Extract each line of the data and write it out again exactly.

------------------------------------------------------------

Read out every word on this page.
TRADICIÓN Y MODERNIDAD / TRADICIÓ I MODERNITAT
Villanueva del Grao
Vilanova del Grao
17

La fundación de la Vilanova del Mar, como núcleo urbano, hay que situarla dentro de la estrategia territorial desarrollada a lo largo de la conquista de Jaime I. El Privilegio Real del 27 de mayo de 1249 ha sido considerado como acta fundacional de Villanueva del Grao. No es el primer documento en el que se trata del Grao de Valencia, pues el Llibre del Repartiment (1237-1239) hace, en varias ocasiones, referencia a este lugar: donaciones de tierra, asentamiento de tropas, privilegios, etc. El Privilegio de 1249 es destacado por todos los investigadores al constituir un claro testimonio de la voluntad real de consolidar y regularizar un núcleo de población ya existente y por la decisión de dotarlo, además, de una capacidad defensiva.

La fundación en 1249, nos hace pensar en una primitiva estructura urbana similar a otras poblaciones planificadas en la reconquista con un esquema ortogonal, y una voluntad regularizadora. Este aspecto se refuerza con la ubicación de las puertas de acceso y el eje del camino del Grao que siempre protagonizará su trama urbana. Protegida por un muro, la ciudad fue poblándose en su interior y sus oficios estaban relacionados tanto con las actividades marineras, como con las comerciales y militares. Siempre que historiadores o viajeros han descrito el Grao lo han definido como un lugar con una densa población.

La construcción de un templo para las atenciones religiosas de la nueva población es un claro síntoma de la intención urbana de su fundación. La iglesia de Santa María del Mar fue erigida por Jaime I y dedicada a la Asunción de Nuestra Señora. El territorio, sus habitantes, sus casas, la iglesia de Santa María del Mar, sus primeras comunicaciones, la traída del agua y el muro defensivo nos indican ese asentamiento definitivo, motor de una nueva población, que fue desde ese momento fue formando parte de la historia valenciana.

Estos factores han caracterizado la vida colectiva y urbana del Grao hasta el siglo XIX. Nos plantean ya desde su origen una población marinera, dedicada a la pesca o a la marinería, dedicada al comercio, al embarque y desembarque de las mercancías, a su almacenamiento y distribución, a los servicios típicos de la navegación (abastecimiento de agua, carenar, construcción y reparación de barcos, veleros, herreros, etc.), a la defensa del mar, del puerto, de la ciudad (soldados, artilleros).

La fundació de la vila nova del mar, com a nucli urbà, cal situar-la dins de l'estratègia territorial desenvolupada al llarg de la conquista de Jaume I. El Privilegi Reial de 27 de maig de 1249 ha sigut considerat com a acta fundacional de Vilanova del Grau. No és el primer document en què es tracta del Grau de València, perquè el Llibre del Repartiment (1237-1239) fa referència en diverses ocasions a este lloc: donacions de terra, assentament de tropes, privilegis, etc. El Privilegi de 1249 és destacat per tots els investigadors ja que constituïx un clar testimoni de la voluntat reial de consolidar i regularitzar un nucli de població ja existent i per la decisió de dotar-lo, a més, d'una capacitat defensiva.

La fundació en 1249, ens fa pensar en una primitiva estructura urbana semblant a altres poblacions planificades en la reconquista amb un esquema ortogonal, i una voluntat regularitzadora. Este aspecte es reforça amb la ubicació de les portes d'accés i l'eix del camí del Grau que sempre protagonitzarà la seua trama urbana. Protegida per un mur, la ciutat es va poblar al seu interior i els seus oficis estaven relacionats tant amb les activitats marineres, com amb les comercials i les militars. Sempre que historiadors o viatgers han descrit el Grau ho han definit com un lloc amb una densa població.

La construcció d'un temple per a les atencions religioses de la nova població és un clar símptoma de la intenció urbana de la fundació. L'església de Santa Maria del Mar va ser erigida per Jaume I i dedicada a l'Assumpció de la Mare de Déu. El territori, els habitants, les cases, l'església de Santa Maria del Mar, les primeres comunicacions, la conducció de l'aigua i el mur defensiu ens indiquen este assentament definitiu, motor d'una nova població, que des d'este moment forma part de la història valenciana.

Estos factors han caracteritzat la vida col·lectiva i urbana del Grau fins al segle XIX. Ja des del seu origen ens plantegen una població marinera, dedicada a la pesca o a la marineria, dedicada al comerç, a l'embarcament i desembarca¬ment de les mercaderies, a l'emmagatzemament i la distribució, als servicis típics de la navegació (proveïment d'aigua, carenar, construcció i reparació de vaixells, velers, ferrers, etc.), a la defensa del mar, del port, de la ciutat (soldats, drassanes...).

------------------------------------------------------------

#### [SOLUTION]
Read out every word on this page.
TRADICIÓN Y MODERNIDAD / TRADICIÓ I MODERNITAT
Villanueva del Grao
Vilanova del Grao
17

La fundación de la Vilanova del Mar, como núcleo urbano, hay que situarla dentro de la estrategia territorial desarrollada a lo largo de la conquista de Jaime I. El Privilegio Real del 27 de mayo de 1249 ha sido considerado como acta fundacional de Villanueva del Grao. No es el primer documento en el que se trata del Grao de Valencia, pues el Llibre del Repartiment (1237-1239) hace, en varias ocasiones, referencia a este lugar: donaciones de tierra, asentamiento de tropas, privilegios, etc. El Privilegio de 1249 es destacado por todos los investigadores al constituir un claro testimonio de la voluntad real de consolidar y regularizar un núcleo de población ya existente y por la decisión de dotarlo, además, de una capacidad defensiva.

La fundación en 1249, nos hace pensar en una primitiva estructura urbana similar a otras poblaciones planificadas en la reconquista con un esquema ortogonal, y una voluntad regularizadora. Este aspecto se refuerza con la ubicación de las puertas de acceso y el eje del camino del Grao que siempre protagonizará su trama urbana. Protegida por un muro, la ciudad fue poblándose en su interior y sus oficios estaban relacionados tanto con las actividades marineras, como con las comerciales y militares. Siempre que historiadores o viajeros han descrito el Grao lo han definido como un lugar con una densa población.

La construcción de un templo para las atenciones religiosas de la nueva población es un claro síntoma de la intención urbana de su fundación. La iglesia de Santa María del Mar fue erigida por Jaime I y dedicada a la Asunción de Nuestra Señora. El territorio, sus habitantes, sus casas, la iglesia de Santa María del Mar, sus primeras comunicaciones, la traída del agua y el muro defensivo nos indican ese asentamiento definitivo, motor de una nueva población, que fue desde ese momento fue formando parte de la historia valenciana.

Estos factores han caracterizado la vida colectiva y urbana del Grao hasta el siglo XIX. Nos plantean ya desde su origen una población marinera, dedicada a la pesca o a la marinería, dedicada al comercio, al embarque y desembarque de las mercancías, a su almacenamiento y distribución, a los servicios típicos de la navegación (abastecimiento de agua, carenar, construcción y reparación de barcos, veleros, herreros, etc.), a la defensa del mar, del puerto, de la ciudad (soldados, artilleros).

La fundació de la vila nova del mar, com a nucli urbà, cal situar-la dins de l'estratègia territorial desenvolupada al llarg de la conquista de Jaume I. El Privilegi Reial de 27 de maig de 1249 ha sigut considerat com a acta fundacional de Vilanova del Grau. No és el primer document en què es tracta del Grau de València, perquè el Llibre del Repartiment (1237-1239) fa referència en diverses ocasions a este lloc: donacions de terra, assentament de tropes, privilegis, etc. El Privilegi de 1249 és destacat per tots els investigadors ja que constituïx un clar testimoni de la voluntat reial de consolidar i regularitzar un nucli de població ja existent i per la decisió de dotar-lo, a més, d'una capacitat defensiva.

La fundació en 1249, ens fa pensar en una primitiva estructura urbana semblant a altres poblacions planificades en la reconquista amb un esquema ortogonal, i una voluntat regularitzadora. Este aspecte es reforça amb la ubicació de les portes d'accés i l'eix del camí del Grau que sempre protagonitzarà la seua trama urbana. Protegida per un mur, la ciutat es va poblar al seu interior i els seus oficis estaven relacionats tant amb les activitats marineres, com amb les comercials i les militars. Sempre que historiadors o viatgers han descrit el Grau ho han definit com un lloc amb una densa població.

La construcció d'un temple per a les atencions religioses de la nova població és un clar símptoma de la intenció urbana de la fundació. L'església de Santa Maria del Mar va ser erigida per Jaume I i dedicada a l'Assumpció de la Mare de Déu. El territori, els habitants, les cases, l'església de Santa Maria del Mar, les primeres comunicacions, la conducció de l'aigua i el mur defensiu ens indiquen este assentament definitiu, motor d'una nova població, que des d'este moment forma part de la història valenciana.

Estos factors han caracteritzat la vida col·lectiva i urbana del Grau fins al segle XIX. Ja des del seu origen ens plantegen una població marinera, dedicada a la pesca o a la marineria, dedicada al comerç, a l'embarcament i desembarca¬ment de les mercaderies, a l'emmagatzemament i la distribució, als servicis típics de la navegació (proveïment d'aigua, carenar, construcció i reparació de vaixells, velers, ferrers, etc.), a la defensa del mar, del port, de la ciutat (soldats, drassanes...).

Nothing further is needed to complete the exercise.